#### WORK TO COMPLETE
Check each line of the data for "right" and select those that have it.

Recorded data:

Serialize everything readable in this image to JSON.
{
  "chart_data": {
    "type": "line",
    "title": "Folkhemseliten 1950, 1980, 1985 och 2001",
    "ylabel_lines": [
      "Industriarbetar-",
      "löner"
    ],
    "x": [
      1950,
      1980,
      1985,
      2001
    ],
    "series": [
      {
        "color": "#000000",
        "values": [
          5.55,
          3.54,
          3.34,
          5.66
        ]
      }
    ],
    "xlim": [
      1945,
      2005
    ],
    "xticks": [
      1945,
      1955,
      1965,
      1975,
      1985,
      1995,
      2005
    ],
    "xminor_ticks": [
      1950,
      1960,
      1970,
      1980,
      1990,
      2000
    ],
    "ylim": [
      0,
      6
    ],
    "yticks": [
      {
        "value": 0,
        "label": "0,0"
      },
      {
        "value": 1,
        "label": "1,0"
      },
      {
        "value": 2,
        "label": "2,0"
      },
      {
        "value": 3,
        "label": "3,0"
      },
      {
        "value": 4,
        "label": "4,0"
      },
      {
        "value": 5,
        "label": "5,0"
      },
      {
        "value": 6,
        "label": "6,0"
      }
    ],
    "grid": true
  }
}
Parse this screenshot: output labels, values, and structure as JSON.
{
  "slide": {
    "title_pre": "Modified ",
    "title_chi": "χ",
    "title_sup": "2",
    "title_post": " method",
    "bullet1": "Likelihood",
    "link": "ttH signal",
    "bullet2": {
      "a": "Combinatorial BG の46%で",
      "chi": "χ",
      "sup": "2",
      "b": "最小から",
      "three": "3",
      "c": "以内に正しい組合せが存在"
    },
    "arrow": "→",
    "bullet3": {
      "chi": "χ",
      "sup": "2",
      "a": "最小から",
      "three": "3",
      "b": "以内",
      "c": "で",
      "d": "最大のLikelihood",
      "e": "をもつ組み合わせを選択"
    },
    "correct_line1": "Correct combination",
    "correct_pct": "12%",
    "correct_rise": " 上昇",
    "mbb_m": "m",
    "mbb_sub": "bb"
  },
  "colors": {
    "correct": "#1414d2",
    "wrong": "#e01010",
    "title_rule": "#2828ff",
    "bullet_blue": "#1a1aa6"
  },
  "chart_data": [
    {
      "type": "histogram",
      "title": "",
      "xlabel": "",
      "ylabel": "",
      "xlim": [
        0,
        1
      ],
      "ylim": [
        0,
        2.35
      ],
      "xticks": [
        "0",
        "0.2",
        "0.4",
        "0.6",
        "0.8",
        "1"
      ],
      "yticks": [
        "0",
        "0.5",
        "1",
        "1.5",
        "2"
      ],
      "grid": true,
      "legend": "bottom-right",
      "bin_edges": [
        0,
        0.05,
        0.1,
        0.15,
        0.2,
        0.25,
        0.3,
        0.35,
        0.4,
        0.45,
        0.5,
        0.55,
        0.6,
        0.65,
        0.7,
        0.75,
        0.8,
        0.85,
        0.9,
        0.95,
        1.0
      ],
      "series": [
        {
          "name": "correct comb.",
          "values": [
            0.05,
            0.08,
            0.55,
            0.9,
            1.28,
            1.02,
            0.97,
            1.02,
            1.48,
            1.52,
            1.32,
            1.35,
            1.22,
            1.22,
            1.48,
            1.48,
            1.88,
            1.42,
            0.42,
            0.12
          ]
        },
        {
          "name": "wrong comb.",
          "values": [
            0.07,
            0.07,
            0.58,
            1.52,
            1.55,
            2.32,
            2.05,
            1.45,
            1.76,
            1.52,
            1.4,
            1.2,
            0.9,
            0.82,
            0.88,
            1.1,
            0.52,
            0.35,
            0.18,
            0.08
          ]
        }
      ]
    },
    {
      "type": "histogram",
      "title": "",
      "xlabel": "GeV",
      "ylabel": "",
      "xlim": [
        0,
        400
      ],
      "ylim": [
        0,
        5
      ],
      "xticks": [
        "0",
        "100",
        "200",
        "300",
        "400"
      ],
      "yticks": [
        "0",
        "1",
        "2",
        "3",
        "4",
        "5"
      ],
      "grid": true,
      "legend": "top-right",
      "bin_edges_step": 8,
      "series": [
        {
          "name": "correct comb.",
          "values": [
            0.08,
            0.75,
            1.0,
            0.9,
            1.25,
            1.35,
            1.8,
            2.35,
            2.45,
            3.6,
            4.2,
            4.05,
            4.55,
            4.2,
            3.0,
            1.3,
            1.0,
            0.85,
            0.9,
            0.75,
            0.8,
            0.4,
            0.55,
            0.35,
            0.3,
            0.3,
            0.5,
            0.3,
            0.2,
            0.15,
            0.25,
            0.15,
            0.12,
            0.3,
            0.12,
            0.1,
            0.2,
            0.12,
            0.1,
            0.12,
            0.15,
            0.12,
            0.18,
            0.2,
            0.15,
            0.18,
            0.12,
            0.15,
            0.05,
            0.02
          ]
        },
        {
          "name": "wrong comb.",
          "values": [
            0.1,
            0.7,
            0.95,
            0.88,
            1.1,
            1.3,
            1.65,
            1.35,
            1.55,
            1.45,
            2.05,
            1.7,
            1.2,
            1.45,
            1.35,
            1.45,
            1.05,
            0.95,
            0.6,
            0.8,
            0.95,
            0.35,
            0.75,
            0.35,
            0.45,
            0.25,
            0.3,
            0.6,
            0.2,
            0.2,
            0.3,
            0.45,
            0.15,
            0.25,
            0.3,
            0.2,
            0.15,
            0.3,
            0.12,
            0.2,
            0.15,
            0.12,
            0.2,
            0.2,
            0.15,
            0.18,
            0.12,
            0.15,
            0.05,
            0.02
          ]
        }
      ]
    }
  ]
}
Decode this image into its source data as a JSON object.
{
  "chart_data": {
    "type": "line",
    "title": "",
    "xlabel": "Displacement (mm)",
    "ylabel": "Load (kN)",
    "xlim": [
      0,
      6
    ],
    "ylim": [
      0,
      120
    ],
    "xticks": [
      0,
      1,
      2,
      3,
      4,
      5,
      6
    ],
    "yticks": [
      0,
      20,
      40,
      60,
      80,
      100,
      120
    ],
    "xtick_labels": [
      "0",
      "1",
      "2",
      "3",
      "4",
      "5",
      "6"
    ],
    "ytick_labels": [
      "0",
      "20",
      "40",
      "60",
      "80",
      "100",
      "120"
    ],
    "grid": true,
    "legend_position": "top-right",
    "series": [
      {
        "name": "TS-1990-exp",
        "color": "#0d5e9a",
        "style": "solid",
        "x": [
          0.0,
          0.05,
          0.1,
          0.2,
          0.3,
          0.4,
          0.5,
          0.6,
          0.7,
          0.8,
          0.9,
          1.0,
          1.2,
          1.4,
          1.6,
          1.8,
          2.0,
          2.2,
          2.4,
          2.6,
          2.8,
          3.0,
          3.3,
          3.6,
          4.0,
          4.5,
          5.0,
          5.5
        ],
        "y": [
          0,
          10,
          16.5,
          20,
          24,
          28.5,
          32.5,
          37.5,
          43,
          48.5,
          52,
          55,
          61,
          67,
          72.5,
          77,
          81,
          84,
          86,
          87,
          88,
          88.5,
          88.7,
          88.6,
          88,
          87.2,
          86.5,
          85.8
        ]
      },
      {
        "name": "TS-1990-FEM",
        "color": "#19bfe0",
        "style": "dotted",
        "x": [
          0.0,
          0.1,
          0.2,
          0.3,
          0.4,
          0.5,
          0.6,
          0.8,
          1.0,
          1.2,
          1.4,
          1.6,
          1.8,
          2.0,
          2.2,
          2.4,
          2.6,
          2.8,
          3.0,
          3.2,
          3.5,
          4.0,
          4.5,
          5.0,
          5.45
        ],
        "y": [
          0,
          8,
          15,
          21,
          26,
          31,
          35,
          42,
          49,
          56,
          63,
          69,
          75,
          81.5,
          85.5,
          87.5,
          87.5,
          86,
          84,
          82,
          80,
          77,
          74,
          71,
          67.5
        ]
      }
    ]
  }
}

#### SOLUTION TO THE EXERCISE
      "legend": "bottom-right",
      "legend": "top-right",
    "legend_position": "top-right",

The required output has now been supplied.